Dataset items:

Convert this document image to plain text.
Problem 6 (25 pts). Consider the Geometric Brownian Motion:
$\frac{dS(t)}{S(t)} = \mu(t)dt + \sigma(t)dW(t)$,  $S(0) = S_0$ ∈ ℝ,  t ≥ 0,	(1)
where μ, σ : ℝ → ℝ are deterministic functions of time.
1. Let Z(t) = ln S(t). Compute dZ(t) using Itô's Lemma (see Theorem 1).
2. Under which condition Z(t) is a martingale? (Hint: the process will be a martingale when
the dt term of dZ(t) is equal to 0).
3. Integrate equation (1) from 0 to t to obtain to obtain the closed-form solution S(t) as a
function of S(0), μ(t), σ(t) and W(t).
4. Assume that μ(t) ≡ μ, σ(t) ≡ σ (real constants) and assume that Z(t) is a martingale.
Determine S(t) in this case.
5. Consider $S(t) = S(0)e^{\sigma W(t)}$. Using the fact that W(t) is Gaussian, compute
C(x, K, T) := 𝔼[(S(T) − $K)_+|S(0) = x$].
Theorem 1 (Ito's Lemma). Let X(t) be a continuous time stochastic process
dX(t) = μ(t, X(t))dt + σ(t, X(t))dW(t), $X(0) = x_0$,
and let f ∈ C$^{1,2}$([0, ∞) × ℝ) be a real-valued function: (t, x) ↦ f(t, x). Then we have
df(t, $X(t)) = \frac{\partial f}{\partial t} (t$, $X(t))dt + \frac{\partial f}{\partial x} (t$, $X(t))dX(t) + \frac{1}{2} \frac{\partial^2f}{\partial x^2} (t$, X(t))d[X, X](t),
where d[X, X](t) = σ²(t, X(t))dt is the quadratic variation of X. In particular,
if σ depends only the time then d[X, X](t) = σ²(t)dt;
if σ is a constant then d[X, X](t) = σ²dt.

**What is needed:** Look over the material above and show each line where "process" appears.

**Final result:**
2. Under which condition Z(t) is a martingale? (Hint: the process will be a martingale when
Theorem 1 (Ito's Lemma). Let X(t) be a continuous time stochastic process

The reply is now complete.